▶ _Source material_:
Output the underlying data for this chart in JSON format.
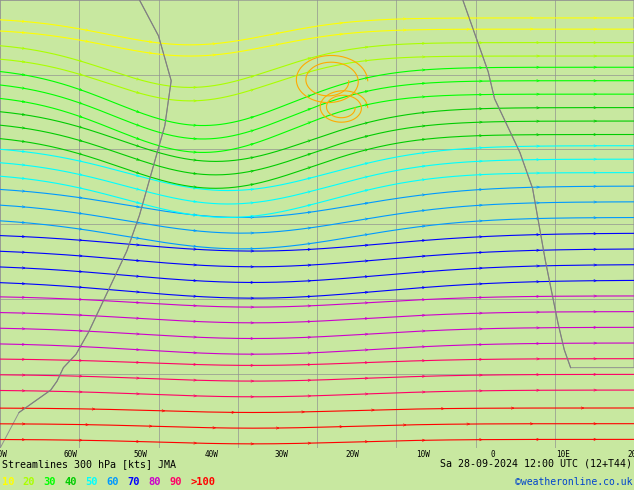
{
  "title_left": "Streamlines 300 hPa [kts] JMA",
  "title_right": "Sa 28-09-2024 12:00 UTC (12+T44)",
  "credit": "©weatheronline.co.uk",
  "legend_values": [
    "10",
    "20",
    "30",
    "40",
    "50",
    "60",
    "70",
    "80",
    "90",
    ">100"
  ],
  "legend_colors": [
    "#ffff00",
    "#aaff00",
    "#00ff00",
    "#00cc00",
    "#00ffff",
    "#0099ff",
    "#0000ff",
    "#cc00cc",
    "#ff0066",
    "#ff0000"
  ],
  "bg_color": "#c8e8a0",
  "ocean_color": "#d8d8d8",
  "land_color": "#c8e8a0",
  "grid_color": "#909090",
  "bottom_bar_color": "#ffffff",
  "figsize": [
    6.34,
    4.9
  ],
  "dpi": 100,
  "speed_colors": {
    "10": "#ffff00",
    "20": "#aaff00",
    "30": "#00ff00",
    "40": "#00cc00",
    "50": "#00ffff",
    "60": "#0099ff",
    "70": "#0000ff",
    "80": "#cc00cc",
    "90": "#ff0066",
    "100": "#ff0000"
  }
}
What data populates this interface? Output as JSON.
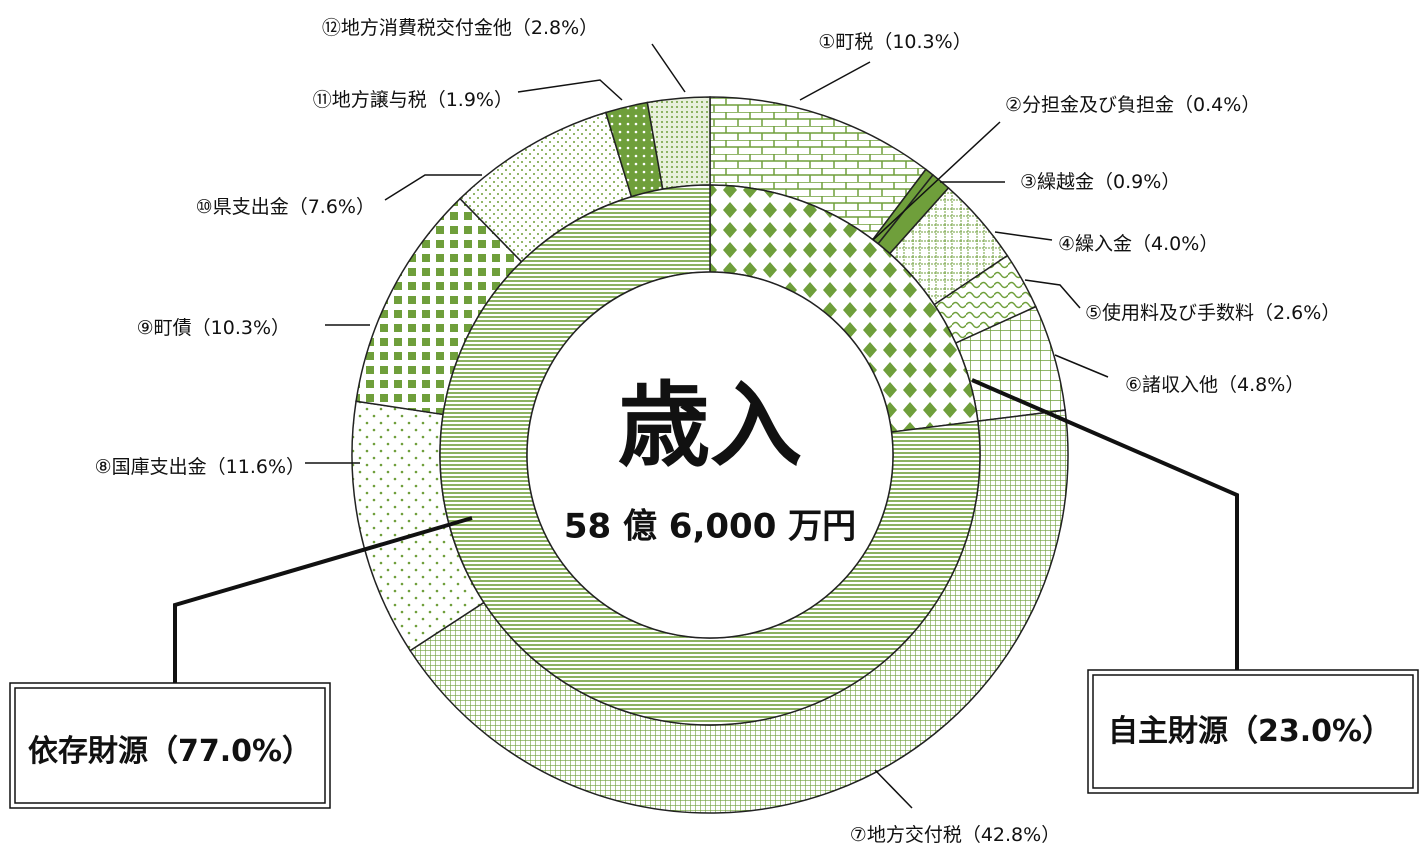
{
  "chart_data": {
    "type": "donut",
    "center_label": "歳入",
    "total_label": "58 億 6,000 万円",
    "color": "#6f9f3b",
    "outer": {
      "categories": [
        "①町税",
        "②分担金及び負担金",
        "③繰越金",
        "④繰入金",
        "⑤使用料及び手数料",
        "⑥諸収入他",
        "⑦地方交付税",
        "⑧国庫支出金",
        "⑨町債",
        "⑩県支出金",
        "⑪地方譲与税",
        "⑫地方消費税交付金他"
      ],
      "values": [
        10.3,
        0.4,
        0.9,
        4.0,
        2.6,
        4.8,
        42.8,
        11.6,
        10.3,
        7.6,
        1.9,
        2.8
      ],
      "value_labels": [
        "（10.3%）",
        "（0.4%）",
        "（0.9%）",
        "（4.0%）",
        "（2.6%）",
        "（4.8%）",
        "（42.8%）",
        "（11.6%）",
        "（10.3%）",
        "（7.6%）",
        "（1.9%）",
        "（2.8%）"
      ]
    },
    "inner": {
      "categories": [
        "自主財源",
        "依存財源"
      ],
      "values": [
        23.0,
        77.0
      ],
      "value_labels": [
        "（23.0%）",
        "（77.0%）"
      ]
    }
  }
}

▶ _The exercise_: All records above are to be printed exactly, minus the pictures they contain.

▶ _Answer to this exercise_:
Output the underlying data for this chart in JSON format.
{
  "title_left": "Streamlines 300 hPa [kts] JMA",
  "title_right": "Sa 28-09-2024 12:00 UTC (12+T44)",
  "credit": "©weatheronline.co.uk",
  "legend_values": [
    "10",
    "20",
    "30",
    "40",
    "50",
    "60",
    "70",
    "80",
    "90",
    ">100"
  ],
  "legend_colors": [
    "#ffff00",
    "#aaff00",
    "#00ff00",
    "#00cc00",
    "#00ffff",
    "#0099ff",
    "#0000ff",
    "#cc00cc",
    "#ff0066",
    "#ff0000"
  ],
  "bg_color": "#c8e8a0",
  "ocean_color": "#d8d8d8",
  "land_color": "#c8e8a0",
  "grid_color": "#909090",
  "bottom_bar_color": "#ffffff",
  "figsize": [
    6.34,
    4.9
  ],
  "dpi": 100,
  "speed_colors": {
    "10": "#ffff00",
    "20": "#aaff00",
    "30": "#00ff00",
    "40": "#00cc00",
    "50": "#00ffff",
    "60": "#0099ff",
    "70": "#0000ff",
    "80": "#cc00cc",
    "90": "#ff0066",
    "100": "#ff0000"
  }
}
What data populates this interface? Output as JSON.
{
  "chart_data": {
    "type": "donut",
    "center_label": "歳入",
    "total_label": "58 億 6,000 万円",
    "color": "#6f9f3b",
    "outer": {
      "categories": [
        "①町税",
        "②分担金及び負担金",
        "③繰越金",
        "④繰入金",
        "⑤使用料及び手数料",
        "⑥諸収入他",
        "⑦地方交付税",
        "⑧国庫支出金",
        "⑨町債",
        "⑩県支出金",
        "⑪地方譲与税",
        "⑫地方消費税交付金他"
      ],
      "values": [
        10.3,
        0.4,
        0.9,
        4.0,
        2.6,
        4.8,
        42.8,
        11.6,
        10.3,
        7.6,
        1.9,
        2.8
      ],
      "value_labels": [
        "（10.3%）",
        "（0.4%）",
        "（0.9%）",
        "（4.0%）",
        "（2.6%）",
        "（4.8%）",
        "（42.8%）",
        "（11.6%）",
        "（10.3%）",
        "（7.6%）",
        "（1.9%）",
        "（2.8%）"
      ]
    },
    "inner": {
      "categories": [
        "自主財源",
        "依存財源"
      ],
      "values": [
        23.0,
        77.0
      ],
      "value_labels": [
        "（23.0%）",
        "（77.0%）"
      ]
    }
  }
}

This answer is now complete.